■ Stored dataset items:
^^^^
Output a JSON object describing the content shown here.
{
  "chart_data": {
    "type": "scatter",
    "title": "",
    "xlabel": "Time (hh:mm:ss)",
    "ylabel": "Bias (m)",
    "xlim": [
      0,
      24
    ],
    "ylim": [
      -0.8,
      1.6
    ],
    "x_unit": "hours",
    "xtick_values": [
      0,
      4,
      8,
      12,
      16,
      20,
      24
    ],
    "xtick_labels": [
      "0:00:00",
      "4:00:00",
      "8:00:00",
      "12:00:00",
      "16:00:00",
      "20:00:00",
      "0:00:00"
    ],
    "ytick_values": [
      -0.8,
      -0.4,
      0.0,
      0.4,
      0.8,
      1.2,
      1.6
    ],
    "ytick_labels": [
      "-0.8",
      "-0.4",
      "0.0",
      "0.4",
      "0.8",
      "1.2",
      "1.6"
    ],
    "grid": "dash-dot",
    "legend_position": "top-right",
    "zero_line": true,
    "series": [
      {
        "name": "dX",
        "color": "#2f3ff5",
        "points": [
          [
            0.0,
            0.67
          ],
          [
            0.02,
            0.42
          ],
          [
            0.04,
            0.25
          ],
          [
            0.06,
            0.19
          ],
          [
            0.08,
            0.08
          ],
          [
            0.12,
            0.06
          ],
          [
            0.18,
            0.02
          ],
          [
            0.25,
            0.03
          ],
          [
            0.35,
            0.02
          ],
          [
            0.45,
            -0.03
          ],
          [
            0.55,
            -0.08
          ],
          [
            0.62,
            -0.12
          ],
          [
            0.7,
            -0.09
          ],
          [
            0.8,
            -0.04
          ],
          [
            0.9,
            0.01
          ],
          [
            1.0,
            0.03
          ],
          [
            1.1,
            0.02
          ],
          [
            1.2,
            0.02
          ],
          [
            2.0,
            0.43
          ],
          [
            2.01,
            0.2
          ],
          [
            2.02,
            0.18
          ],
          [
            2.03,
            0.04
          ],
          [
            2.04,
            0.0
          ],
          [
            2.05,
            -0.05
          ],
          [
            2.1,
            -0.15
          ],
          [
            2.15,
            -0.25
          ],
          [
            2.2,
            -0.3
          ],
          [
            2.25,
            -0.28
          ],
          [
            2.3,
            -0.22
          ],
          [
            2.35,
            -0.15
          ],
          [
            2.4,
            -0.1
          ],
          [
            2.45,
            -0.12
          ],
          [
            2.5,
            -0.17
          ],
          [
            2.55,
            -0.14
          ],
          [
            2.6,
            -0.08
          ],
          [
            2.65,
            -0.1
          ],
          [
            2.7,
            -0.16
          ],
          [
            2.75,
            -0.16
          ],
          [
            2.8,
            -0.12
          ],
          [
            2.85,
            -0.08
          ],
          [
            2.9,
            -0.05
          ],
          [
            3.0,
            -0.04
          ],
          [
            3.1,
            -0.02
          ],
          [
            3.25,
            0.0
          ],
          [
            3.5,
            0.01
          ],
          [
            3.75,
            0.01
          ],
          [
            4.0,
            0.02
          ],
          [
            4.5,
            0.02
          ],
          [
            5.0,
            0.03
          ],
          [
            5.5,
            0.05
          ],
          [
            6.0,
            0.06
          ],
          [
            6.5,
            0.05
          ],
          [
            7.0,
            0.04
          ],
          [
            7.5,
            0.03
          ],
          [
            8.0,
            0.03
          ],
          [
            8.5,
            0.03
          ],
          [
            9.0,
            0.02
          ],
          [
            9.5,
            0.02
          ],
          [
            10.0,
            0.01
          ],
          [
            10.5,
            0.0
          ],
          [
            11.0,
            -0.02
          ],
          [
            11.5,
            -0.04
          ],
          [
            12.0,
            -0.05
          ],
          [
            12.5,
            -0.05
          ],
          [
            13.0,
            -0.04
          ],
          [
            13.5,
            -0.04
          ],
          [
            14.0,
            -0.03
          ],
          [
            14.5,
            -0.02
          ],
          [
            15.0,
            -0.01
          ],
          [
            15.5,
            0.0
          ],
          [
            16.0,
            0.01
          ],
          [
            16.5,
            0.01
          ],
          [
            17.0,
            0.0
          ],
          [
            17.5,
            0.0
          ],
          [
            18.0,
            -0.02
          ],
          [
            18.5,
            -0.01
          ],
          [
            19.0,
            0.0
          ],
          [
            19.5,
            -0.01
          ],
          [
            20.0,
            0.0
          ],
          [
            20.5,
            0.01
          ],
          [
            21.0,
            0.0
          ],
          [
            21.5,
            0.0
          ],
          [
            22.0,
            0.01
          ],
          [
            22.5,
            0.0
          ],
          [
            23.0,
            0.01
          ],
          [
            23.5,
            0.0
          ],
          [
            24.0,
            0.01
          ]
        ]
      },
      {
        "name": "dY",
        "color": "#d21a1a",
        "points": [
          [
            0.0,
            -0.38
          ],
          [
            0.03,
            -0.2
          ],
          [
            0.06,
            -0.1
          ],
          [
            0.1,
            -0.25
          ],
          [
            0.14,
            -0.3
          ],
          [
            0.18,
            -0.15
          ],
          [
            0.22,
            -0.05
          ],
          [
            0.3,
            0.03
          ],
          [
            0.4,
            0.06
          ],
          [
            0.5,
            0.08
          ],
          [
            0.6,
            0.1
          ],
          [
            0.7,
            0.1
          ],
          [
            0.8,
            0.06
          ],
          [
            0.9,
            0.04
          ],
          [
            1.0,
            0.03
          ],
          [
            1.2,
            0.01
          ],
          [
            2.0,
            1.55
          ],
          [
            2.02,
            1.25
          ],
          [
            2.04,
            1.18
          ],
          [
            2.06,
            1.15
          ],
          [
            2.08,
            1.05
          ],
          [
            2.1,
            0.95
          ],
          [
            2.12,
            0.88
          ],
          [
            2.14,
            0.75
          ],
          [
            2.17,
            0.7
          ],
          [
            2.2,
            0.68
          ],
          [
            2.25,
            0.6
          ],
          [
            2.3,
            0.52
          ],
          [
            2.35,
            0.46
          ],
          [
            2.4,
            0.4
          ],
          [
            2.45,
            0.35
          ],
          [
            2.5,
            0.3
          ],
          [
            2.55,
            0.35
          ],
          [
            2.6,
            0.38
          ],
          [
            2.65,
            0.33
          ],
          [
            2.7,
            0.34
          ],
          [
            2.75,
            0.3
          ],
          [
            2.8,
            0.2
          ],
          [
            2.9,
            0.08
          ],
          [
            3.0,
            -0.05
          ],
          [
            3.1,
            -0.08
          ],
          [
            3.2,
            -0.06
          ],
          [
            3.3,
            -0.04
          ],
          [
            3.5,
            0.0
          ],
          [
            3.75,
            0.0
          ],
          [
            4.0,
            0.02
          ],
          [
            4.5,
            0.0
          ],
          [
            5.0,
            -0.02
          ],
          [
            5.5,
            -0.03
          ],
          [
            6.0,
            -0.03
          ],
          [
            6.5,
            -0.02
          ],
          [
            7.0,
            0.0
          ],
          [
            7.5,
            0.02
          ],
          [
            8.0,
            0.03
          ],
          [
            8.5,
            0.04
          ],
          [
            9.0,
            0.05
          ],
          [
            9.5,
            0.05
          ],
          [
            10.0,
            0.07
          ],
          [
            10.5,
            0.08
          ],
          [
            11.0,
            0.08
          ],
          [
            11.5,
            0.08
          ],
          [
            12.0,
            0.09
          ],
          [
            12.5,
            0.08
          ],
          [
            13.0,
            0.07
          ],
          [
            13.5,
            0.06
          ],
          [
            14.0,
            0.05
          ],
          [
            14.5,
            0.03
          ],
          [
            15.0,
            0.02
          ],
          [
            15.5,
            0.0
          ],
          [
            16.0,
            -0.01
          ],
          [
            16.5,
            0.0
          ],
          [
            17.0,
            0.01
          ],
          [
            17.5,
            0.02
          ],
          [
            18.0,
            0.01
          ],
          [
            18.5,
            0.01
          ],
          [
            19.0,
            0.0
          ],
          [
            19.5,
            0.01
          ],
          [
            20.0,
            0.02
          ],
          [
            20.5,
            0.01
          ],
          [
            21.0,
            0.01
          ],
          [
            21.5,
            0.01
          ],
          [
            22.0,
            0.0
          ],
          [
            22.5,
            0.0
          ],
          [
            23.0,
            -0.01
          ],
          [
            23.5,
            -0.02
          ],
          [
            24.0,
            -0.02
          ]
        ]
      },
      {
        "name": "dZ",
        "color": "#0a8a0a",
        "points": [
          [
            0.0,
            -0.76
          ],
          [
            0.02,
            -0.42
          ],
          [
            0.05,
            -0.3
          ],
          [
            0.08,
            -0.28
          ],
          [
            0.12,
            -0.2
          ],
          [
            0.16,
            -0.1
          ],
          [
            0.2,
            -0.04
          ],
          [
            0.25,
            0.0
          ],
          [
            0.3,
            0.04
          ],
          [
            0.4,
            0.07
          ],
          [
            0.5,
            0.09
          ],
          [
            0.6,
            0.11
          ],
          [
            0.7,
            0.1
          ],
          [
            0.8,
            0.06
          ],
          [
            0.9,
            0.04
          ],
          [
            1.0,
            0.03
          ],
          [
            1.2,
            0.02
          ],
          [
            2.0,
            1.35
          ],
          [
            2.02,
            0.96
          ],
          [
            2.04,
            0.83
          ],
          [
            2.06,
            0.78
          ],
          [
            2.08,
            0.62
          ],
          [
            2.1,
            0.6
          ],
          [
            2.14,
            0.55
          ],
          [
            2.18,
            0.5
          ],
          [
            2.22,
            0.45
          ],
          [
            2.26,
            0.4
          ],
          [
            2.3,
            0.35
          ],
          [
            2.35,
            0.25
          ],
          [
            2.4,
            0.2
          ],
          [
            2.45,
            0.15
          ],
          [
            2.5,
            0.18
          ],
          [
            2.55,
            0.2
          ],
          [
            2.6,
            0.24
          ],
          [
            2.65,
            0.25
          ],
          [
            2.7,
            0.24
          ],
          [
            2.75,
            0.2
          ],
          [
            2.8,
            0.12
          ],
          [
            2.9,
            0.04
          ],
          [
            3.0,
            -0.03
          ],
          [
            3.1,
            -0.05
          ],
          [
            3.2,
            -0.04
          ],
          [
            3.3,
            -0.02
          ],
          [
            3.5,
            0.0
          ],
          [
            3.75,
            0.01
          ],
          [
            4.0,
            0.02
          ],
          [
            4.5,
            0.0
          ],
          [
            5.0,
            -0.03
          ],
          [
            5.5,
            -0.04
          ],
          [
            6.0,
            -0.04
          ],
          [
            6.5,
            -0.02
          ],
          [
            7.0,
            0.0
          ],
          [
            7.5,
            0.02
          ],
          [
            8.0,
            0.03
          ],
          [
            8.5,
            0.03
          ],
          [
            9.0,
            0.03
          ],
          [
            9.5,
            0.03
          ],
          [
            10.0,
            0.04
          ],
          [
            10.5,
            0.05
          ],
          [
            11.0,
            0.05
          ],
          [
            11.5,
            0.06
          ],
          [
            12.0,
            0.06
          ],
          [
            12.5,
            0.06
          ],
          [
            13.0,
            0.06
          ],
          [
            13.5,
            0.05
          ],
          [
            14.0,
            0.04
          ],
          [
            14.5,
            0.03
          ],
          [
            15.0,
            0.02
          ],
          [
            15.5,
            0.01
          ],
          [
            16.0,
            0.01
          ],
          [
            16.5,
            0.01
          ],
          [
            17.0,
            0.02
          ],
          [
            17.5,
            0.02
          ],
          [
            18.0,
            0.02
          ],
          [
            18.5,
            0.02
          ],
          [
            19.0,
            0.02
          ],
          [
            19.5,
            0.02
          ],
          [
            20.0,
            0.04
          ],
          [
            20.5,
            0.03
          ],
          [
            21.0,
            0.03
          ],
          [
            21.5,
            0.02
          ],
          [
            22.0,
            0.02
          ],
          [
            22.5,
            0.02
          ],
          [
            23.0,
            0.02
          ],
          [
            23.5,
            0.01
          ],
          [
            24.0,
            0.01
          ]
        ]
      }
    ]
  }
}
^^^^
■ Aim of the exercise: Search the records above for the string "color". Copy every line that contains it.

■ Solution to this exercise:
        "color": "#2f3ff5",
        "color": "#d21a1a",
        "color": "#0a8a0a",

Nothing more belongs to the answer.